- _Work to do_: In the records below, pick out all lines containing the word "values".

- _Material_:

□ □ □ □ □ □ □

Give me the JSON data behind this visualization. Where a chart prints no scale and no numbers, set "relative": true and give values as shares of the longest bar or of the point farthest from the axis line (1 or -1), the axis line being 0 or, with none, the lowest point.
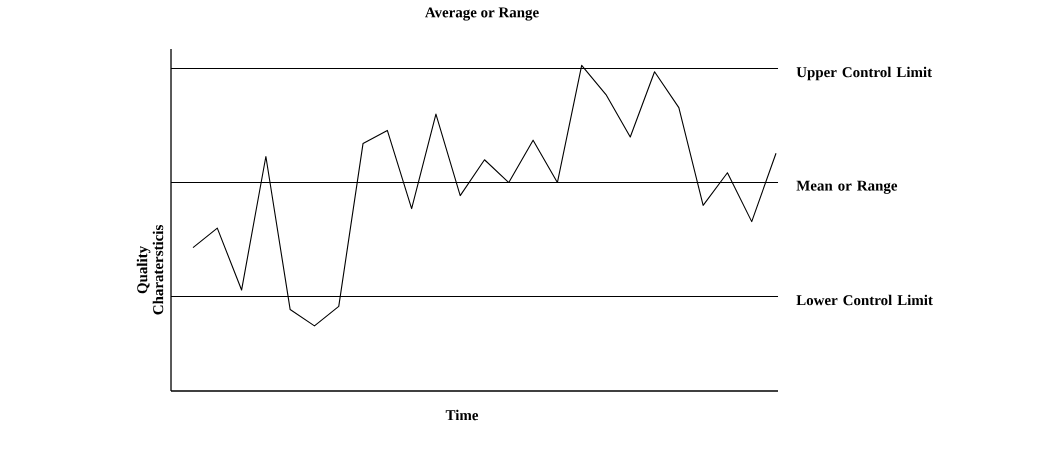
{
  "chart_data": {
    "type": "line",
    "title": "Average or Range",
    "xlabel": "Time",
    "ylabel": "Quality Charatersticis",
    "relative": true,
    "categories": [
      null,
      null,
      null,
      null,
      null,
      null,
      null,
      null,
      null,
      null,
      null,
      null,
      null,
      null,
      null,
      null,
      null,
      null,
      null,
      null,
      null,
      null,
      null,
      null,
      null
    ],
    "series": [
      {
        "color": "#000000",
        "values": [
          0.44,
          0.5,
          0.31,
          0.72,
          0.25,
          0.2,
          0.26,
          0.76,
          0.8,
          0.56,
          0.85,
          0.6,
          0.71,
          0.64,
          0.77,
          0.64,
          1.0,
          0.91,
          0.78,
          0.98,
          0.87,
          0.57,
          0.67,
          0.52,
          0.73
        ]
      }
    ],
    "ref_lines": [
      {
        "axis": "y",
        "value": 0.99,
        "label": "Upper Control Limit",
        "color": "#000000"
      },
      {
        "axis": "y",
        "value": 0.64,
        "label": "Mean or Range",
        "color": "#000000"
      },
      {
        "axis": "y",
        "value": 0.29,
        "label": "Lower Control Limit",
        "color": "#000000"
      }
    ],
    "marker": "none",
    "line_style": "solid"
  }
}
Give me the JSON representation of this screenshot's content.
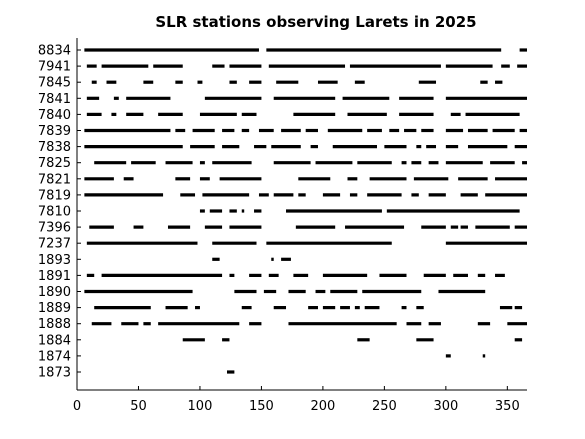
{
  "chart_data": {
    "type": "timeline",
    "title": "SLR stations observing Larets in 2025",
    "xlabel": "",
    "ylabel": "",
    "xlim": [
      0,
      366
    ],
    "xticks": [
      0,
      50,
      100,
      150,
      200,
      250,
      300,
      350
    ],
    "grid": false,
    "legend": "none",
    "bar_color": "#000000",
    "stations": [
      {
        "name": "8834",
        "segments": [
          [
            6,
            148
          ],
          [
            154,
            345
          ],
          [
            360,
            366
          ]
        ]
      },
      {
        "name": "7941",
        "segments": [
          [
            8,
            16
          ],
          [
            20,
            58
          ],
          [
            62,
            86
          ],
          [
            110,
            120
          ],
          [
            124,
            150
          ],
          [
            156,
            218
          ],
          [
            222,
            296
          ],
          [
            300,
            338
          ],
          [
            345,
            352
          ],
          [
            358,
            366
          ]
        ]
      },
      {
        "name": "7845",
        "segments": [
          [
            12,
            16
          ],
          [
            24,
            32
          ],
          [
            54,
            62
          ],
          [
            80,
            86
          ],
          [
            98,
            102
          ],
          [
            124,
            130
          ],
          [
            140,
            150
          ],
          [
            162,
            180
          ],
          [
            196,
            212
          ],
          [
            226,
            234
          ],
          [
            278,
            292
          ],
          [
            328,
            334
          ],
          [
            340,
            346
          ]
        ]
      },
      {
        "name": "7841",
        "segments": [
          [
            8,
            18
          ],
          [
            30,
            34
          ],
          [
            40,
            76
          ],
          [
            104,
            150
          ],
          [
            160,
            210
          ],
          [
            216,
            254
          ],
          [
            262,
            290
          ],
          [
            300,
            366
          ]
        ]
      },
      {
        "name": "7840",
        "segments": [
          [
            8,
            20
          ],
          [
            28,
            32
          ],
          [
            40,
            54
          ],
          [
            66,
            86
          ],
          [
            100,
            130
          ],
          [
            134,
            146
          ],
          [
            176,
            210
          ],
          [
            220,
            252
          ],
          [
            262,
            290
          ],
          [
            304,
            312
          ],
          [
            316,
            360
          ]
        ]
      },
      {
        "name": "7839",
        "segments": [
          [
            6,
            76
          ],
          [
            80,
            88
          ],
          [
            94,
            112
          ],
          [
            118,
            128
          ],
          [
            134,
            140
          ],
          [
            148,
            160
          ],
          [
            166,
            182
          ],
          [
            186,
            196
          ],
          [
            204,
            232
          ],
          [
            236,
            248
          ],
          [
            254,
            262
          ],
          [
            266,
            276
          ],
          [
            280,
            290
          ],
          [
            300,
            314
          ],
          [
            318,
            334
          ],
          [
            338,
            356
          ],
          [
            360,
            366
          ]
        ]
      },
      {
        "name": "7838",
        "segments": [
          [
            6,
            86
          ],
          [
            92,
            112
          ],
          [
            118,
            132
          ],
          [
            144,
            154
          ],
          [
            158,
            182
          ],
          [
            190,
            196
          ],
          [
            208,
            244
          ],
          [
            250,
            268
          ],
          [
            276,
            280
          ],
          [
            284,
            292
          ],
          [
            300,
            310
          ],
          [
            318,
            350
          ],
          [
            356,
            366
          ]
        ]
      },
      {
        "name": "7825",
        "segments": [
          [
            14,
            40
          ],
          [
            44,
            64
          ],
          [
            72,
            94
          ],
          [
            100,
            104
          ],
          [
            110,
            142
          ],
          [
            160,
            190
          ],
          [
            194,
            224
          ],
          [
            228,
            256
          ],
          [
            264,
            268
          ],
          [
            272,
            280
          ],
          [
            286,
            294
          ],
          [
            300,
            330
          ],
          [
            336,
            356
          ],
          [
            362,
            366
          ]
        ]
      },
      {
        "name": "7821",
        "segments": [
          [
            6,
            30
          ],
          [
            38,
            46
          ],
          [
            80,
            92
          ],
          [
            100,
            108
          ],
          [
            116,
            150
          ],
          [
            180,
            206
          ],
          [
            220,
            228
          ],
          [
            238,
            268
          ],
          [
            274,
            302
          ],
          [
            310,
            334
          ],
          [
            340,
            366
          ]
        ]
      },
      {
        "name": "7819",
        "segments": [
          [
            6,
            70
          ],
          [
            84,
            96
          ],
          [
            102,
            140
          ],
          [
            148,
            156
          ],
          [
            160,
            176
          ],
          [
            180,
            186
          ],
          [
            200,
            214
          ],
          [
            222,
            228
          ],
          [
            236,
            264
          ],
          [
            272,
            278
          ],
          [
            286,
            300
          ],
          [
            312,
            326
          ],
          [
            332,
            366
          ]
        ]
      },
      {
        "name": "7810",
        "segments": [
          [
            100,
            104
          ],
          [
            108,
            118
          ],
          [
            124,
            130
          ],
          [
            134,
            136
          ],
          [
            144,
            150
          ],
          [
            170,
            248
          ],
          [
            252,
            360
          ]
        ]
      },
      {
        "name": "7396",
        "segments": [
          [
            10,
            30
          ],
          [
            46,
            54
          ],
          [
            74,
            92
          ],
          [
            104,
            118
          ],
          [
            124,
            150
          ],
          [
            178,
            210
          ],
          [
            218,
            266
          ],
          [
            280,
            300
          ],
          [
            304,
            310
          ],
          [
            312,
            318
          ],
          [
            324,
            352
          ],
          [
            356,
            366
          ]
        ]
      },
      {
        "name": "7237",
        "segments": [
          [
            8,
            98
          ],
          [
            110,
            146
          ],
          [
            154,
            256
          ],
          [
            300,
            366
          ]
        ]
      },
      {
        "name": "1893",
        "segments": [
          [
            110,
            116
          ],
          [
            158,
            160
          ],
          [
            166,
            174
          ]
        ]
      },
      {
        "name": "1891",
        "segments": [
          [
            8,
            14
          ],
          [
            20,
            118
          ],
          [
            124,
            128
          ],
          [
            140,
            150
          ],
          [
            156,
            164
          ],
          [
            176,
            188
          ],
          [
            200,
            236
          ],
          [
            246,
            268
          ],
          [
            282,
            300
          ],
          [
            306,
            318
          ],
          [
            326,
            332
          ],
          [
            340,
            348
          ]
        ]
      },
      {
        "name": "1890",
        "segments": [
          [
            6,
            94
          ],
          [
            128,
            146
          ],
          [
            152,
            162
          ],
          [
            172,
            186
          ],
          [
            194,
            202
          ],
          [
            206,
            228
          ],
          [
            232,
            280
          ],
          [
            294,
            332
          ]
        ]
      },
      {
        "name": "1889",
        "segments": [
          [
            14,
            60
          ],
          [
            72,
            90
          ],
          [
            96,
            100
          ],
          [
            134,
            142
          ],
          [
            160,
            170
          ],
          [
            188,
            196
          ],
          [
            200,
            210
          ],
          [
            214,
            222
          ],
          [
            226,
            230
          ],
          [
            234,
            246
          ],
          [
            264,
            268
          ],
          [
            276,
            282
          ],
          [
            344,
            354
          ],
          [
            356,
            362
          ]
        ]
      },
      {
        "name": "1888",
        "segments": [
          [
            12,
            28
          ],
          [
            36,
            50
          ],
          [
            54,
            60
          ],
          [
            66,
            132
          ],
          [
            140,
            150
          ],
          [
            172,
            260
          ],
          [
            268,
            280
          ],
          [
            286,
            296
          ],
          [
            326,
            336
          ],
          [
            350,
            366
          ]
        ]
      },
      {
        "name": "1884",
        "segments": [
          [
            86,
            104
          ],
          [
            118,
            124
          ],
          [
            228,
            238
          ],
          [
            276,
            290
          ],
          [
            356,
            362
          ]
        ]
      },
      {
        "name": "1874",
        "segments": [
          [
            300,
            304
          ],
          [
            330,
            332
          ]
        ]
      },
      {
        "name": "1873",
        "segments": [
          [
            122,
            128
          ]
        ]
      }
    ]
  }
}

□ □ □ □ □ □ □

- _Task output_:
Give me the JSON data behind this visualization. Where a chart prints no scale and no numbers, set "relative": true and give values as shares of the longest bar or of the point farthest from the axis line (1 or -1), the axis line being 0 or, with none, the lowest point.
        "values": [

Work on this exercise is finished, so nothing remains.